» **WORK TO DO**
Turn every line of the items below into one string in a JSON list, and skip any blank lines.
--- Start AVAILABLE DATA ---
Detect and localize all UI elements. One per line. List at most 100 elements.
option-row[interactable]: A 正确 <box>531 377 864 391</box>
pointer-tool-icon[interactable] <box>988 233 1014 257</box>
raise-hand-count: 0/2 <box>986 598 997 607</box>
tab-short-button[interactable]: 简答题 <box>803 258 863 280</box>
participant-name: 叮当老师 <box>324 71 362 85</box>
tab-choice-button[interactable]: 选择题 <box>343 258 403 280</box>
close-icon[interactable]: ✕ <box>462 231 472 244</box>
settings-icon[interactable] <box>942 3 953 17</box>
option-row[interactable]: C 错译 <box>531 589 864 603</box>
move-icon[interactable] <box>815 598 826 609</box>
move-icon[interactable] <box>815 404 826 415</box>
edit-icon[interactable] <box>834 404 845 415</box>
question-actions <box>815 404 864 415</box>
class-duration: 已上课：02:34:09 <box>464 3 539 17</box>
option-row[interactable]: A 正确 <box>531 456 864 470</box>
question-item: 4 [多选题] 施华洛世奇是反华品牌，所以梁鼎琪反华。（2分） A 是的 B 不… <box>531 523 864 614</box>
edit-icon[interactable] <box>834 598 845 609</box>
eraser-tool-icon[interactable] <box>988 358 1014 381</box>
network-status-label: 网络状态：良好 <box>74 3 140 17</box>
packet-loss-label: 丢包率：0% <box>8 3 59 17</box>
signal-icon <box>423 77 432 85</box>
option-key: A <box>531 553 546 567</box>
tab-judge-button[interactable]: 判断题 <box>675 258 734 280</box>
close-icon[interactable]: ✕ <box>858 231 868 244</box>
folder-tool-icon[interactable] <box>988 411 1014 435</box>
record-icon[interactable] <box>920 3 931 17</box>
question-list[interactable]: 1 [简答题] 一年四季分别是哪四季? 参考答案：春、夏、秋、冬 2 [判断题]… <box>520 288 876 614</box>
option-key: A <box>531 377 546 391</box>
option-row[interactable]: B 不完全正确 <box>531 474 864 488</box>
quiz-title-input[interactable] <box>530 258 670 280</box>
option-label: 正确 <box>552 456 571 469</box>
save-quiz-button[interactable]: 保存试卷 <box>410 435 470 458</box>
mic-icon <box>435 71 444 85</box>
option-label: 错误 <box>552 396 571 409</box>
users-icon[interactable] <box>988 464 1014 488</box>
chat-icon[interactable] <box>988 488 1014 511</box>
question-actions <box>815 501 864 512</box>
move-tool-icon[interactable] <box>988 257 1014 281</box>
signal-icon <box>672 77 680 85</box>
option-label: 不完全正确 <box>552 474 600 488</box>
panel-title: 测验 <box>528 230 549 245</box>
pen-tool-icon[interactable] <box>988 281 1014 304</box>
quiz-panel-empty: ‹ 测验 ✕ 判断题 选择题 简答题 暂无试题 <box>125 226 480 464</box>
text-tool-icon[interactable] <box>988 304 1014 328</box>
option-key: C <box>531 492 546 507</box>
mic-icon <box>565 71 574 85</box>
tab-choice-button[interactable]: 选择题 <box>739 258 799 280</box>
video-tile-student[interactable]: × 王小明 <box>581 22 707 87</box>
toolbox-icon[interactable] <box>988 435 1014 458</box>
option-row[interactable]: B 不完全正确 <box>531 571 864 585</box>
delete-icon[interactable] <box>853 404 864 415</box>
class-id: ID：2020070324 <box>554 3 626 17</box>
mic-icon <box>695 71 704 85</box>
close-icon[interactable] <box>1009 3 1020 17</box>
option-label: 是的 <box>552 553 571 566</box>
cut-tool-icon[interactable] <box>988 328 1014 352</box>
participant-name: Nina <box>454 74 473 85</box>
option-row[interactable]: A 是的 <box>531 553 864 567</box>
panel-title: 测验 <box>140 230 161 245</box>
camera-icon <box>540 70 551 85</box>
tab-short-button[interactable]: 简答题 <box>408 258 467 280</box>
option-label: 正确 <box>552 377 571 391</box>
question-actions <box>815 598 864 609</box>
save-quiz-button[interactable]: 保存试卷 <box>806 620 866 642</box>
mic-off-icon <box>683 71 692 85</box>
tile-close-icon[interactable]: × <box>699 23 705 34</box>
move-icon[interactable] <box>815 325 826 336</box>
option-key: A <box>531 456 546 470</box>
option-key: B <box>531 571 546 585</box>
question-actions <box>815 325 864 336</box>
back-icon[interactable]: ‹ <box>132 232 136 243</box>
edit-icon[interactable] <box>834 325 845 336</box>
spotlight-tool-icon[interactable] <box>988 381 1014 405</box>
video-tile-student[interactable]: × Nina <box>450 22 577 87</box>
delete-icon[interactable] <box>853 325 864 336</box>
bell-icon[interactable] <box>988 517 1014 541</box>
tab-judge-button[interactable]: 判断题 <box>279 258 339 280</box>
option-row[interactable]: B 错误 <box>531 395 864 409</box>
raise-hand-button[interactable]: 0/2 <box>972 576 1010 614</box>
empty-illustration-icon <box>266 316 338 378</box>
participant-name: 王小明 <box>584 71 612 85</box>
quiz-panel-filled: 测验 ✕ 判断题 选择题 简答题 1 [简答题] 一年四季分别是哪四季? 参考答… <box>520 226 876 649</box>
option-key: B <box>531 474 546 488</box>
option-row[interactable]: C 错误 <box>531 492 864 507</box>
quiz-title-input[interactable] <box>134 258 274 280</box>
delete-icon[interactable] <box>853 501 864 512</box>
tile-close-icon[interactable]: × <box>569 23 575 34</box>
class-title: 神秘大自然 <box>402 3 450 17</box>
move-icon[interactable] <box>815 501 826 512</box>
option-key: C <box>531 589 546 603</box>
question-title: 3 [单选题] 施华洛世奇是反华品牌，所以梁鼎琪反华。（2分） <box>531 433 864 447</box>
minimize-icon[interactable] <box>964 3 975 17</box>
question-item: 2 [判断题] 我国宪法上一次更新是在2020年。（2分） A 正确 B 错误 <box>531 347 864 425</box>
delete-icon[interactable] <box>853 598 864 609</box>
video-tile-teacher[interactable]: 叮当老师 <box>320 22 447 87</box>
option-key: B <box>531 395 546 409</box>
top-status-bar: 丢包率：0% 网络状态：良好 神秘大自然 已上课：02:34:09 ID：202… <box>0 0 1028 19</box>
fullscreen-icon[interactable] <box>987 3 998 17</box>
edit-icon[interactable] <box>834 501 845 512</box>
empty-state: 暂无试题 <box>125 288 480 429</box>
--- End AVAILABLE DATA ---
» **EXPECTED OUTPUT**
[
  "Detect and localize all UI elements. One per line. List at most 100 elements.",
  "option-row[interactable]: A 正确 <box>531 377 864 391</box>",
  "pointer-tool-icon[interactable] <box>988 233 1014 257</box>",
  "raise-hand-count: 0/2 <box>986 598 997 607</box>",
  "tab-short-button[interactable]: 简答题 <box>803 258 863 280</box>",
  "participant-name: 叮当老师 <box>324 71 362 85</box>",
  "tab-choice-button[interactable]: 选择题 <box>343 258 403 280</box>",
  "close-icon[interactable]: ✕ <box>462 231 472 244</box>",
  "settings-icon[interactable] <box>942 3 953 17</box>",
  "option-row[interactable]: C 错译 <box>531 589 864 603</box>",
  "move-icon[interactable] <box>815 598 826 609</box>",
  "move-icon[interactable] <box>815 404 826 415</box>",
  "edit-icon[interactable] <box>834 404 845 415</box>",
  "question-actions <box>815 404 864 415</box>",
  "class-duration: 已上课：02:34:09 <box>464 3 539 17</box>",
  "option-row[interactable]: A 正确 <box>531 456 864 470</box>",
  "question-item: 4 [多选题] 施华洛世奇是反华品牌，所以梁鼎琪反华。（2分） A 是的 B 不… <box>531 523 864 614</box>",
  "edit-icon[interactable] <box>834 598 845 609</box>",
  "eraser-tool-icon[interactable] <box>988 358 1014 381</box>",
  "network-status-label: 网络状态：良好 <box>74 3 140 17</box>",
  "packet-loss-label: 丢包率：0% <box>8 3 59 17</box>",
  "signal-icon <box>423 77 432 85</box>",
  "option-key: A <box>531 553 546 567</box>",
  "tab-judge-button[interactable]: 判断题 <box>675 258 734 280</box>",
  "close-icon[interactable]: ✕ <box>858 231 868 244</box>",
  "folder-tool-icon[interactable] <box>988 411 1014 435</box>",
  "record-icon[interactable] <box>920 3 931 17</box>",
  "question-list[interactable]: 1 [简答题] 一年四季分别是哪四季? 参考答案：春、夏、秋、冬 2 [判断题]… <box>520 288 876 614</box>",
  "option-key: A <box>531 377 546 391</box>",
  "option-row[interactable]: B 不完全正确 <box>531 474 864 488</box>",
  "quiz-title-input[interactable] <box>530 258 670 280</box>",
  "option-label: 正确 <box>552 456 571 469</box>",
  "save-quiz-button[interactable]: 保存试卷 <box>410 435 470 458</box>",
  "mic-icon <box>435 71 444 85</box>",
  "option-label: 错误 <box>552 396 571 409</box>",
  "users-icon[interactable] <box>988 464 1014 488</box>",
  "chat-icon[interactable] <box>988 488 1014 511</box>",
  "question-actions <box>815 501 864 512</box>",
  "move-tool-icon[interactable] <box>988 257 1014 281</box>",
  "signal-icon <box>672 77 680 85</box>",
  "option-label: 不完全正确 <box>552 474 600 488</box>",
  "panel-title: 测验 <box>528 230 549 245</box>",
  "pen-tool-icon[interactable] <box>988 281 1014 304</box>",
  "quiz-panel-empty: ‹ 测验 ✕ 判断题 选择题 简答题 暂无试题 <box>125 226 480 464</box>",
  "text-tool-icon[interactable] <box>988 304 1014 328</box>",
  "option-key: C <box>531 492 546 507</box>",
  "mic-icon <box>565 71 574 85</box>",
  "tab-choice-button[interactable]: 选择题 <box>739 258 799 280</box>",
  "video-tile-student[interactable]: × 王小明 <box>581 22 707 87</box>",
  "toolbox-icon[interactable] <box>988 435 1014 458</box>",
  "option-row[interactable]: B 不完全正确 <box>531 571 864 585</box>",
  "delete-icon[interactable] <box>853 404 864 415</box>",
  "class-id: ID：2020070324 <box>554 3 626 17</box>",
  "mic-icon <box>695 71 704 85</box>",
  "close-icon[interactable] <box>1009 3 1020 17</box>",
  "option-label: 是的 <box>552 553 571 566</box>",
  "cut-tool-icon[interactable] <box>988 328 1014 352</box>",
  "participant-name: Nina <box>454 74 473 85</box>",
  "option-row[interactable]: A 是的 <box>531 553 864 567</box>",
  "panel-title: 测验 <box>140 230 161 245</box>",
  "camera-icon <box>540 70 551 85</box>",
  "tab-short-button[interactable]: 简答题 <box>408 258 467 280</box>",
  "option-label: 正确 <box>552 377 571 391</box>",
  "question-actions <box>815 598 864 609</box>",
  "save-quiz-button[interactable]: 保存试卷 <box>806 620 866 642</box>",
  "mic-off-icon <box>683 71 692 85</box>",
  "tile-close-icon[interactable]: × <box>699 23 705 34</box>",
  "move-icon[interactable] <box>815 325 826 336</box>",
  "option-key: A <box>531 456 546 470</box>",
  "option-key: B <box>531 571 546 585</box>",
  "question-actions <box>815 325 864 336</box>",
  "back-icon[interactable]: ‹ <box>132 232 136 243</box>",
  "edit-icon[interactable] <box>834 325 845 336</box>",
  "spotlight-tool-icon[interactable] <box>988 381 1014 405</box>",
  "video-tile-student[interactable]: × Nina <box>450 22 577 87</box>",
  "delete-icon[interactable] <box>853 325 864 336</box>",
  "bell-icon[interactable] <box>988 517 1014 541</box>",
  "tab-judge-button[interactable]: 判断题 <box>279 258 339 280</box>",
  "option-row[interactable]: B 错误 <box>531 395 864 409</box>",
  "raise-hand-button[interactable]: 0/2 <box>972 576 1010 614</box>",
  "empty-illustration-icon <box>266 316 338 378</box>",
  "participant-name: 王小明 <box>584 71 612 85</box>",
  "quiz-panel-filled: 测验 ✕ 判断题 选择题 简答题 1 [简答题] 一年四季分别是哪四季? 参考答… <box>520 226 876 649</box>",
  "option-key: B <box>531 474 546 488</box>",
  "option-row[interactable]: C 错误 <box>531 492 864 507</box>",
  "quiz-title-input[interactable] <box>134 258 274 280</box>",
  "delete-icon[interactable] <box>853 501 864 512</box>",
  "tile-close-icon[interactable]: × <box>569 23 575 34</box>",
  "class-title: 神秘大自然 <box>402 3 450 17</box>",
  "move-icon[interactable] <box>815 501 826 512</box>",
  "option-key: C <box>531 589 546 603</box>",
  "question-title: 3 [单选题] 施华洛世奇是反华品牌，所以梁鼎琪反华。（2分） <box>531 433 864 447</box>",
  "minimize-icon[interactable] <box>964 3 975 17</box>",
  "question-item: 2 [判断题] 我国宪法上一次更新是在2020年。（2分） A 正确 B 错误 <box>531 347 864 425</box>",
  "delete-icon[interactable] <box>853 598 864 609</box>",
  "video-tile-teacher[interactable]: 叮当老师 <box>320 22 447 87</box>",
  "option-key: B <box>531 395 546 409</box>",
  "top-status-bar: 丢包率：0% 网络状态：良好 神秘大自然 已上课：02:34:09 ID：202… <box>0 0 1028 19</box>",
  "fullscreen-icon[interactable] <box>987 3 998 17</box>",
  "edit-icon[interactable] <box>834 501 845 512</box>",
  "empty-state: 暂无试题 <box>125 288 480 429</box>"
]